====== Data for this task
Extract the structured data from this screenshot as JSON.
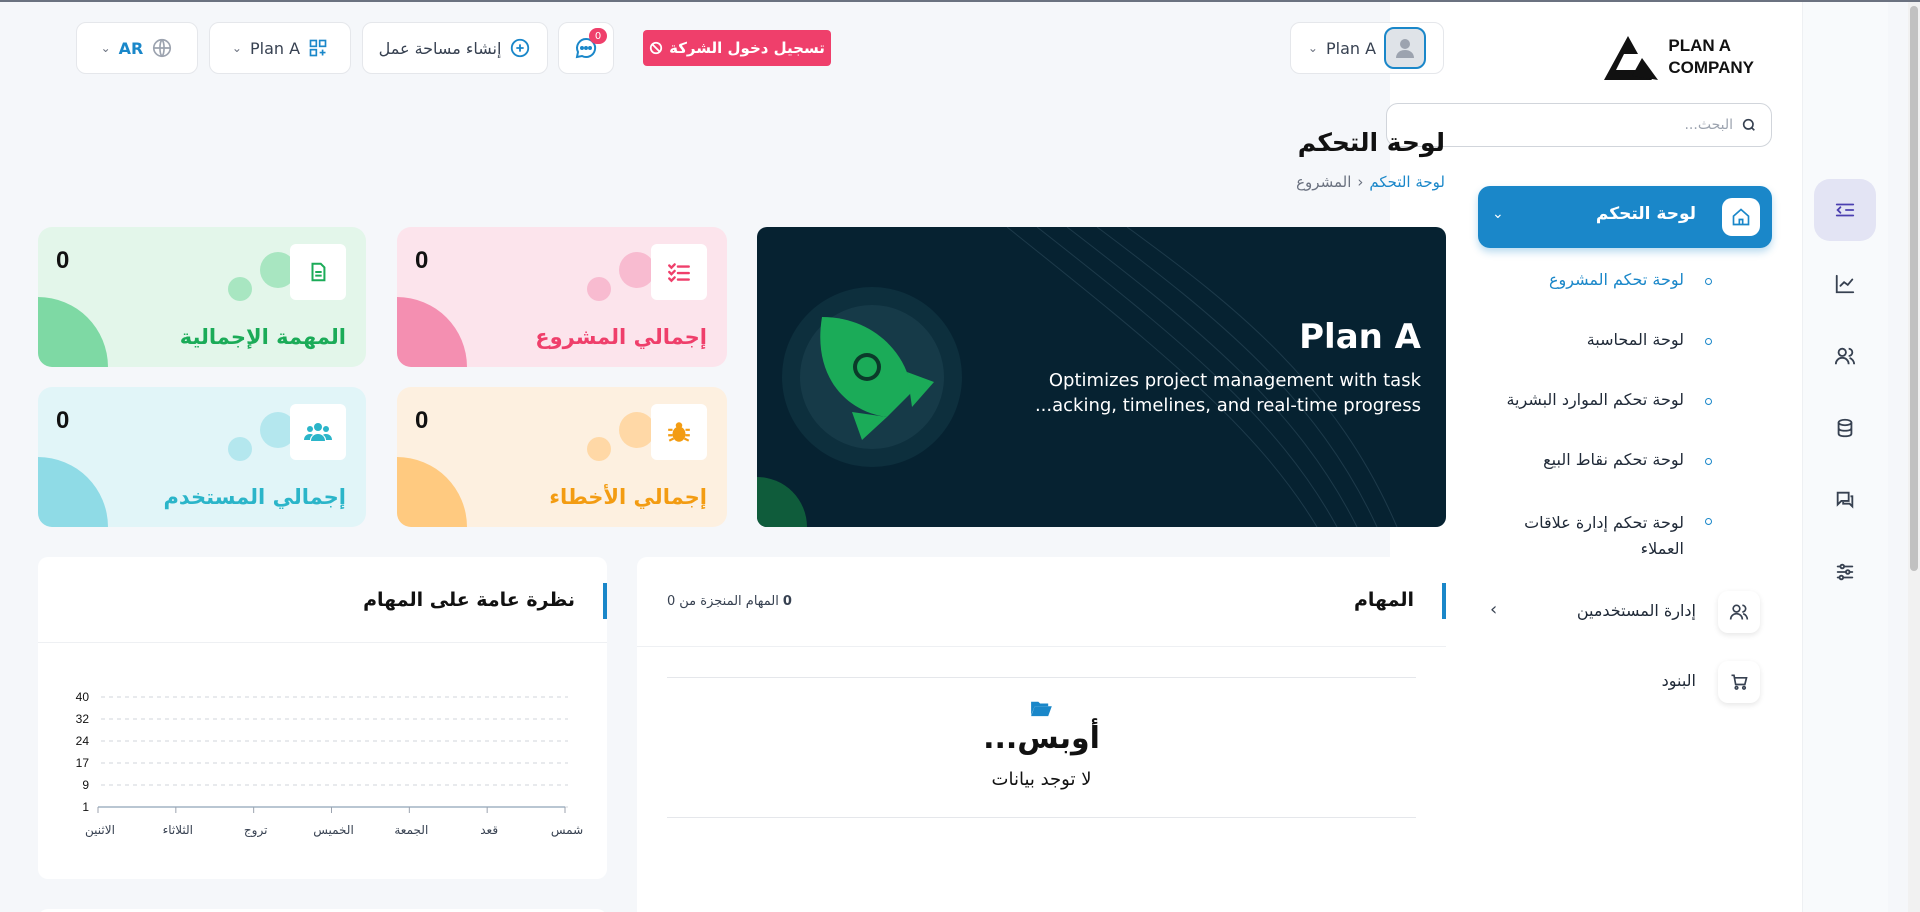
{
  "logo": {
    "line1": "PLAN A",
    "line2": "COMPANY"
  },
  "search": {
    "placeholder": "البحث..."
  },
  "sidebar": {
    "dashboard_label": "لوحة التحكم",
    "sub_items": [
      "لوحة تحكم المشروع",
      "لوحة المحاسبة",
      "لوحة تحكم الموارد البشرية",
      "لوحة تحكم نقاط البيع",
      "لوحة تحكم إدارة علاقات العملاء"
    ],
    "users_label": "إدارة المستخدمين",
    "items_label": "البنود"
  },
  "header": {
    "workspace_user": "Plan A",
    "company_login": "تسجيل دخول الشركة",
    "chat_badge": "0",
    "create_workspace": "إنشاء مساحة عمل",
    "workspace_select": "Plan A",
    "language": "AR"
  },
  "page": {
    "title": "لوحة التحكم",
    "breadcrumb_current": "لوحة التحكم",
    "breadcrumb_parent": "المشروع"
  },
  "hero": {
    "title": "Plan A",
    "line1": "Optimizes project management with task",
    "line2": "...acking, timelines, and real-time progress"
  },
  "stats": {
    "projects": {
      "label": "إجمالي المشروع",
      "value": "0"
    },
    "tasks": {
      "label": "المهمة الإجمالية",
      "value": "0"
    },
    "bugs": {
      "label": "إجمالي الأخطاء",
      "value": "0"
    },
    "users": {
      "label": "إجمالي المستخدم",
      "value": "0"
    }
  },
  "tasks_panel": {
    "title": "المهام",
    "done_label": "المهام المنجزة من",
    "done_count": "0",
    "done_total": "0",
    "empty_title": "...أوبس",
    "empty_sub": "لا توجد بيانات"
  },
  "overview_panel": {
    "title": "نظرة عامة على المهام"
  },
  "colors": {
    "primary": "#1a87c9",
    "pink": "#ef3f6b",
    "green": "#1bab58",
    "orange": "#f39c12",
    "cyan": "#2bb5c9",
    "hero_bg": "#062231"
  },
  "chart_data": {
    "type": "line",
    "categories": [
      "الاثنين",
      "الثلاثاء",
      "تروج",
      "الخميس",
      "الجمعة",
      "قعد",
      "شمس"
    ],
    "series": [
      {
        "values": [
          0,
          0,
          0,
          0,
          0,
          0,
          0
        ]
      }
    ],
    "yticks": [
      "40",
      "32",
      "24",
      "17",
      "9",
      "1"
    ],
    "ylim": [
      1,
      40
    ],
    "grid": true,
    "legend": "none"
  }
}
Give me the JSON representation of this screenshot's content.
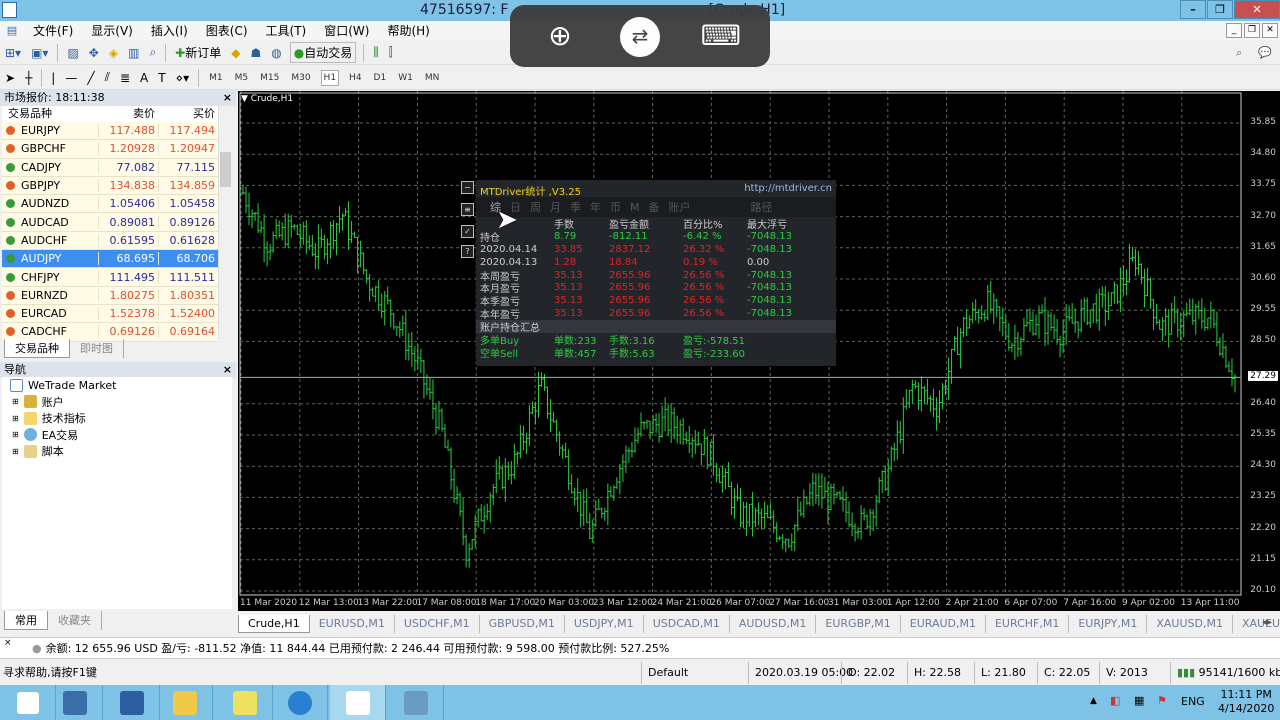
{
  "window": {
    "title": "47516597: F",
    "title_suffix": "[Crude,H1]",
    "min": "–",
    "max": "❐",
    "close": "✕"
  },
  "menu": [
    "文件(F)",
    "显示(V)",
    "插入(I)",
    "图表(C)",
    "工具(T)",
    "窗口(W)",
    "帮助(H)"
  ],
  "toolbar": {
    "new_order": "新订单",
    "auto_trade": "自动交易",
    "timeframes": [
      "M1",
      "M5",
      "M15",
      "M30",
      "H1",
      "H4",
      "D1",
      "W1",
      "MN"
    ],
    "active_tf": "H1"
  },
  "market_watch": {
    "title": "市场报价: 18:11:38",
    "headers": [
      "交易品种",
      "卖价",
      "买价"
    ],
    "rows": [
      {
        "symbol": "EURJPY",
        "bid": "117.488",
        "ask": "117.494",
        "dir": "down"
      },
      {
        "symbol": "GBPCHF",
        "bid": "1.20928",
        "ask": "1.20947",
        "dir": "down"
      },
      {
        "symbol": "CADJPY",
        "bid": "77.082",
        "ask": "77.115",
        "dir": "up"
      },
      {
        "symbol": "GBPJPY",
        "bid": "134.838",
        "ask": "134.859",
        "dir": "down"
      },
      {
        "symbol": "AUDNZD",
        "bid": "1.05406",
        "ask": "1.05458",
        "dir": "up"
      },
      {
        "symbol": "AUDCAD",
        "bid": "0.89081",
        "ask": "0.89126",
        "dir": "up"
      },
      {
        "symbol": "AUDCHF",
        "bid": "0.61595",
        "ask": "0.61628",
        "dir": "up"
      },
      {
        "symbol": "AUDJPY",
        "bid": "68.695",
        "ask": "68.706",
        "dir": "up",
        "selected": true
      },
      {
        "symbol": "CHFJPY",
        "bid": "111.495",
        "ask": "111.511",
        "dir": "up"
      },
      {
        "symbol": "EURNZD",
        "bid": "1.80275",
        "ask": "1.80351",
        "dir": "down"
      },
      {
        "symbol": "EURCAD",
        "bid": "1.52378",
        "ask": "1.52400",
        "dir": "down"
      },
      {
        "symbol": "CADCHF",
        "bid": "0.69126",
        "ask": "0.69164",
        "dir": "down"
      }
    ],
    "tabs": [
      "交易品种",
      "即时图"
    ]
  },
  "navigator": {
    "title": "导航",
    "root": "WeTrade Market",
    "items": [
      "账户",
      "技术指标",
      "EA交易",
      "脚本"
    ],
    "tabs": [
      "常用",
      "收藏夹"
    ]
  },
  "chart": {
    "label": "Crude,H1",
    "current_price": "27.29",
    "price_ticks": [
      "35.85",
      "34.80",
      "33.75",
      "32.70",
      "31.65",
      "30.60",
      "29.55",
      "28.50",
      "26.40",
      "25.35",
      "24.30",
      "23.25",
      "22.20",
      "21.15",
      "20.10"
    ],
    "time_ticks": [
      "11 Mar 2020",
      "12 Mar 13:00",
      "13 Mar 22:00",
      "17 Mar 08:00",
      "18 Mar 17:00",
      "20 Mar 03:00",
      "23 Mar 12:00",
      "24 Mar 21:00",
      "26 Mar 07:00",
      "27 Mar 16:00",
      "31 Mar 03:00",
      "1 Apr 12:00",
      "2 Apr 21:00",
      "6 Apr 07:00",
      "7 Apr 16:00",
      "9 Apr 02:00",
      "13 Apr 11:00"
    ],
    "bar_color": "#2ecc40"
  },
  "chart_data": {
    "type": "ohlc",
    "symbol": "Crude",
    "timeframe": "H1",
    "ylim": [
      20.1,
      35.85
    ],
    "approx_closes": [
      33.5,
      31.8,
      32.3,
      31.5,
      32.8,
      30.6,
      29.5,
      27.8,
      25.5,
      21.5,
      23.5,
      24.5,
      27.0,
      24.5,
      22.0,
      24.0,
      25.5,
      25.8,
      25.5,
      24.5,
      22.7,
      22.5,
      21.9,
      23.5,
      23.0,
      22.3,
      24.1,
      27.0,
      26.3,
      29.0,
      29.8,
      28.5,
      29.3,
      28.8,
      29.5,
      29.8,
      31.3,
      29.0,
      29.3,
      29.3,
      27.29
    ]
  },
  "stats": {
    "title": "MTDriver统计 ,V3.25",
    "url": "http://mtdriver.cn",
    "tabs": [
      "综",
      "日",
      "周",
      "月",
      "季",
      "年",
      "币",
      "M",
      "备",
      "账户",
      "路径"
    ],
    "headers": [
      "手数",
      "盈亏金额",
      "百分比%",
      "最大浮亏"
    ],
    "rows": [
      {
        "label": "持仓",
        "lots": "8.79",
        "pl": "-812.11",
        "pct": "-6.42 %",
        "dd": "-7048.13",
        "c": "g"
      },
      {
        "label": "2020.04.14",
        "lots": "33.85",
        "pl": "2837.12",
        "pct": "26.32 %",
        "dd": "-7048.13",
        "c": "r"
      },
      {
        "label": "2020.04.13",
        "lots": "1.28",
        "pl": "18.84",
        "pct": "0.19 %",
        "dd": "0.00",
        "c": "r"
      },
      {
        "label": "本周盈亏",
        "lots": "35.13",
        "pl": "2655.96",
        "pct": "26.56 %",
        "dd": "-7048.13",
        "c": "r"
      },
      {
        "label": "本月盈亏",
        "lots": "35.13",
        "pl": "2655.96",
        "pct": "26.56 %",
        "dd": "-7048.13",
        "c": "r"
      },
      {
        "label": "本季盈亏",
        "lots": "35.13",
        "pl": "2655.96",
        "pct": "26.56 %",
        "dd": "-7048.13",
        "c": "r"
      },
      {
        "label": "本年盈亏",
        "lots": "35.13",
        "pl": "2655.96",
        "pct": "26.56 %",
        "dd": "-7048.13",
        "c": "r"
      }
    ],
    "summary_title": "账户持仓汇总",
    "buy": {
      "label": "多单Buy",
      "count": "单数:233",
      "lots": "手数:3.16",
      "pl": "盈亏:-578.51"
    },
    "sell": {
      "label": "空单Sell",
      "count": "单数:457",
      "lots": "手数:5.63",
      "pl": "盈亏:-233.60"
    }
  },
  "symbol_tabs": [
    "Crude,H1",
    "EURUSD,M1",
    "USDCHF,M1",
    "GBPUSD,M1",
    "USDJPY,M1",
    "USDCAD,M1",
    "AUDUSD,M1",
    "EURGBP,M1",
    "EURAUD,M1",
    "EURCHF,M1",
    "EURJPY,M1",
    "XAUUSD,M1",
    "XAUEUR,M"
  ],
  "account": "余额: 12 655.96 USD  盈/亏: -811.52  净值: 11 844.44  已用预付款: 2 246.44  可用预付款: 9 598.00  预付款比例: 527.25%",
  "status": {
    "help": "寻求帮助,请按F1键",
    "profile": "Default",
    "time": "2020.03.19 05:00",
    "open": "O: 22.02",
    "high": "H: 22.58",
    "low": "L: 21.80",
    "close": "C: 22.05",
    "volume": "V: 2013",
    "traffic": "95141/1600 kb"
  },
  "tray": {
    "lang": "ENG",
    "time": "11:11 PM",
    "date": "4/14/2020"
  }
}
============
# [Written request]
Locate the word "screenshot" in the entries, and copy every line where it is found.

# [Written response]
Extract the structured data from this screenshot as JSON.
Give me the JSON representation of this screenshot's content.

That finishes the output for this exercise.